• **DESCRIPTION OF THE TASK**:
Every line below that holds the string "text" should be copied out.

• **TASK MATERIAL**:
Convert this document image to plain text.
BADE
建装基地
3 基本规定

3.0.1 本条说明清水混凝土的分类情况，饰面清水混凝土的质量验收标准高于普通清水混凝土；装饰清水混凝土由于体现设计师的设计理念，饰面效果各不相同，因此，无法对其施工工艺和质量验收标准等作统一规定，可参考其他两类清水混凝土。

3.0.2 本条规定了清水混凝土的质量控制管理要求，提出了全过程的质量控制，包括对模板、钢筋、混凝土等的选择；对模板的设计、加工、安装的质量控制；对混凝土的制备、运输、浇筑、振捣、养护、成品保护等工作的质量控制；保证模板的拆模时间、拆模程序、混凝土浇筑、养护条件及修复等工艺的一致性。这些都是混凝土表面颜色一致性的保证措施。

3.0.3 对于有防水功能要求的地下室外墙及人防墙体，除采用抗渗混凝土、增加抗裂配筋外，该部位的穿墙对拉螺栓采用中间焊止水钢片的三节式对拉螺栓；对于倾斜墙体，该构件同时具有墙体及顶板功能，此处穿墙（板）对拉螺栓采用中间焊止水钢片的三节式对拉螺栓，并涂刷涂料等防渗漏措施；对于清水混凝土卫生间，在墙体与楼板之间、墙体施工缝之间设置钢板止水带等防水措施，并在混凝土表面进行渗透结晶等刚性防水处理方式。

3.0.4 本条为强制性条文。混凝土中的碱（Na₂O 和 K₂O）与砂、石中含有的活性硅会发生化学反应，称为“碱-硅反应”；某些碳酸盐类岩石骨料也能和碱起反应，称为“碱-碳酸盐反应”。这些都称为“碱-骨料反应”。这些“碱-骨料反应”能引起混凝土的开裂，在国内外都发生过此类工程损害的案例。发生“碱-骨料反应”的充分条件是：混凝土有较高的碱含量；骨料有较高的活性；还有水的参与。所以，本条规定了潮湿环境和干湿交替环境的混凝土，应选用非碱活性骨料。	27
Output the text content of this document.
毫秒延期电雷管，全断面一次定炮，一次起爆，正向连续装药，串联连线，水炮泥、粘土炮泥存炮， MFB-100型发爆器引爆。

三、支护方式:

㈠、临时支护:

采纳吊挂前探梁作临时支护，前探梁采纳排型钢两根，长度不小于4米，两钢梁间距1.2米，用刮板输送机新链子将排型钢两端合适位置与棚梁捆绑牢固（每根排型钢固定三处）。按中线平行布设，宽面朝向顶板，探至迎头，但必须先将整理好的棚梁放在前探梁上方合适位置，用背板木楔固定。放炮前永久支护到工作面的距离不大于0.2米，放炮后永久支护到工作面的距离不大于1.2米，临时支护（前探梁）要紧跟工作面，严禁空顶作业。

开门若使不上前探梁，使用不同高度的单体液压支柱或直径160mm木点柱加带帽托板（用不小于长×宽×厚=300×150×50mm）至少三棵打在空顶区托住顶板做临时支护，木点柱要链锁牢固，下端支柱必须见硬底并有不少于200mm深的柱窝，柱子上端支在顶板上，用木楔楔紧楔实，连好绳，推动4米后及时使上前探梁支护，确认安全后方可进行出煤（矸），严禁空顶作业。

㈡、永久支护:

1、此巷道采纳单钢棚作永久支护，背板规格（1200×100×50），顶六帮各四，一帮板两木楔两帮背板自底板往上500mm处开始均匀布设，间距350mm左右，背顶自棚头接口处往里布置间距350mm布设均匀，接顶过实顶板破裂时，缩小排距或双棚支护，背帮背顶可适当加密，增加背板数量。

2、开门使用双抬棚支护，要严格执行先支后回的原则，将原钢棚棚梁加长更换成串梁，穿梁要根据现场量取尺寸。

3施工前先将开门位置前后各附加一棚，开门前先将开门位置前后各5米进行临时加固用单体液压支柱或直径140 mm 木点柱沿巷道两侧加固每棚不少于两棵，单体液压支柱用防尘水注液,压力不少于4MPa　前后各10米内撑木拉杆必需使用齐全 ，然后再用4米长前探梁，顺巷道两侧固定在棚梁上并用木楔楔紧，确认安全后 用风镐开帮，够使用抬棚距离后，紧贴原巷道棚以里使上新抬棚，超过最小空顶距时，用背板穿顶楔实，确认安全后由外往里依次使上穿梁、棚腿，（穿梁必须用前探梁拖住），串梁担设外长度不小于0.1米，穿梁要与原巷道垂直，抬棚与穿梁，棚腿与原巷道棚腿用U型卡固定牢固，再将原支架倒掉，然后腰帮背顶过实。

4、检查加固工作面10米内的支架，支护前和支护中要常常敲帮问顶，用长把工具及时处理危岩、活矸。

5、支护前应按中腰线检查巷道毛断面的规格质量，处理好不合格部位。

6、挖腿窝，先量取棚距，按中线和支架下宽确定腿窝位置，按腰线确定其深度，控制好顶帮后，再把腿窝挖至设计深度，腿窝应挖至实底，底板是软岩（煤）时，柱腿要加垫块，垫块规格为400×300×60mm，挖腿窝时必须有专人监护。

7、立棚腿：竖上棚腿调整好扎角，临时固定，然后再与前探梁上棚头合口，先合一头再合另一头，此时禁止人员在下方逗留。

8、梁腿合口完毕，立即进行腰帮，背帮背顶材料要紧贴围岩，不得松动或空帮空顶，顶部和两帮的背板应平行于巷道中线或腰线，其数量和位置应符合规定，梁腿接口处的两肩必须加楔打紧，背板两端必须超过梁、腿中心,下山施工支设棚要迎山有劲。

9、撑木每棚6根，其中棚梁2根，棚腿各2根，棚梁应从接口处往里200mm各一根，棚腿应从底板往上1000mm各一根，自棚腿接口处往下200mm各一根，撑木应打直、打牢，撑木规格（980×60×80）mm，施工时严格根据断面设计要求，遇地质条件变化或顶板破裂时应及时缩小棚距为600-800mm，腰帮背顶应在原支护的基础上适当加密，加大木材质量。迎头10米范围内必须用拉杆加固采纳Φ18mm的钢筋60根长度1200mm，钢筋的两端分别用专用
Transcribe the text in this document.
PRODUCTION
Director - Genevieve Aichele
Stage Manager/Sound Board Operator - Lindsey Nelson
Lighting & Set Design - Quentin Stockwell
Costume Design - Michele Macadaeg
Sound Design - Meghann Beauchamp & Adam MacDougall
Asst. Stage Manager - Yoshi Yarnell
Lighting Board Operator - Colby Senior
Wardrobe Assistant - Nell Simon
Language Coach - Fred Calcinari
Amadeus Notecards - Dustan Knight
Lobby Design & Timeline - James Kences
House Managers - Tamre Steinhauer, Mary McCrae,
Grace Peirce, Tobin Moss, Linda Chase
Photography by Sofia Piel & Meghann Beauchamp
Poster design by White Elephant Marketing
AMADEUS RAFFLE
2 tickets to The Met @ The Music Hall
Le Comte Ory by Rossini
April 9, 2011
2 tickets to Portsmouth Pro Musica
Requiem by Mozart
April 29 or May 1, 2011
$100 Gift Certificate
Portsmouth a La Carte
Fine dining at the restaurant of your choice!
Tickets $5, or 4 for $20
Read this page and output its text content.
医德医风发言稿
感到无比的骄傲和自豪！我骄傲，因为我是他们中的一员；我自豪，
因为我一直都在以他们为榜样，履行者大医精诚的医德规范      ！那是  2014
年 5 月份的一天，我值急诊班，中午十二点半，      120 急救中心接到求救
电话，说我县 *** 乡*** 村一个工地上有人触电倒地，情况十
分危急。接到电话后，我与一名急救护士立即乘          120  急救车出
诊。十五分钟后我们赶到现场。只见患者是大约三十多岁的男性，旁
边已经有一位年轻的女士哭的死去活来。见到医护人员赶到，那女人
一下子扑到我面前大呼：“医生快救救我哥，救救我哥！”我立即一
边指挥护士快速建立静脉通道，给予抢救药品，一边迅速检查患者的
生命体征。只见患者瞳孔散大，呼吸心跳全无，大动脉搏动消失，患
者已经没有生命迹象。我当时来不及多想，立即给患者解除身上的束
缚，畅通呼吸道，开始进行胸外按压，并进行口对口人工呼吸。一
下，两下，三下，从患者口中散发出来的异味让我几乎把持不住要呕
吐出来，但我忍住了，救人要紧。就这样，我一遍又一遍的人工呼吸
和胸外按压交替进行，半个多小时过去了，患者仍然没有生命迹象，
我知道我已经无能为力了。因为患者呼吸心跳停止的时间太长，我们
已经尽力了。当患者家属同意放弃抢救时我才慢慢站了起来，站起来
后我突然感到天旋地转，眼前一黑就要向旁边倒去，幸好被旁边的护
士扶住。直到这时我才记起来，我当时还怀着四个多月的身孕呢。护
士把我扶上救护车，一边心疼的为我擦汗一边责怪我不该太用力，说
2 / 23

• **RESULT OF THIS EXERCISE**:
Convert this document image to plain text.
Output the text content of this document.
Transcribe the text in this document.
Read this page and output its text content.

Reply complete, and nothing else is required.